**What the exercise asks**
Transcribe all of the data exactly. Omit the pictures.
[START Entries supplied]
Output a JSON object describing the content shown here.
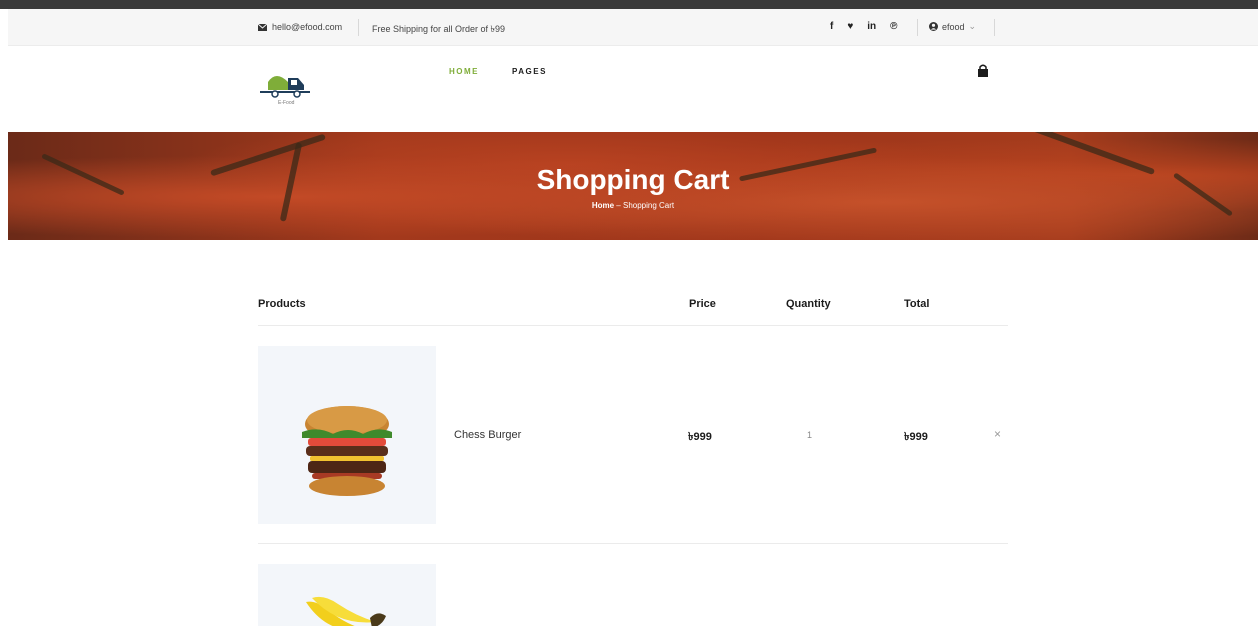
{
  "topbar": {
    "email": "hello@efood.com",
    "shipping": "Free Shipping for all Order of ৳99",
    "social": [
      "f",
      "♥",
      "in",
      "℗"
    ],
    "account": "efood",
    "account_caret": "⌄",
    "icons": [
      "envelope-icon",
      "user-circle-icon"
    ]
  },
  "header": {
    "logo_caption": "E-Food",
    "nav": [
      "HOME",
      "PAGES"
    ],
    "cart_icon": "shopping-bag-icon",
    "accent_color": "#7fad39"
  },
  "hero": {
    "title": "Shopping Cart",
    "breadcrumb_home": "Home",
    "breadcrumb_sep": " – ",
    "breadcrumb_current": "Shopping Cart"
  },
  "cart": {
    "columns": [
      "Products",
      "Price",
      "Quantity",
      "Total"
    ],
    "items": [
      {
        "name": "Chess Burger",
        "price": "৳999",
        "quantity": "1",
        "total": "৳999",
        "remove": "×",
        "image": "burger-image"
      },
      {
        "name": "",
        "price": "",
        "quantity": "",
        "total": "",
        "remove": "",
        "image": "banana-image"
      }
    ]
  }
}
[END Entries supplied]
**Solution for this task**
Output a JSON object describing the content shown here.
{
  "topbar": {
    "email": "hello@efood.com",
    "shipping": "Free Shipping for all Order of ৳99",
    "social": [
      "f",
      "♥",
      "in",
      "℗"
    ],
    "account": "efood",
    "account_caret": "⌄",
    "icons": [
      "envelope-icon",
      "user-circle-icon"
    ]
  },
  "header": {
    "logo_caption": "E-Food",
    "nav": [
      "HOME",
      "PAGES"
    ],
    "cart_icon": "shopping-bag-icon",
    "accent_color": "#7fad39"
  },
  "hero": {
    "title": "Shopping Cart",
    "breadcrumb_home": "Home",
    "breadcrumb_sep": " – ",
    "breadcrumb_current": "Shopping Cart"
  },
  "cart": {
    "columns": [
      "Products",
      "Price",
      "Quantity",
      "Total"
    ],
    "items": [
      {
        "name": "Chess Burger",
        "price": "৳999",
        "quantity": "1",
        "total": "৳999",
        "remove": "×",
        "image": "burger-image"
      },
      {
        "name": "",
        "price": "",
        "quantity": "",
        "total": "",
        "remove": "",
        "image": "banana-image"
      }
    ]
  }
}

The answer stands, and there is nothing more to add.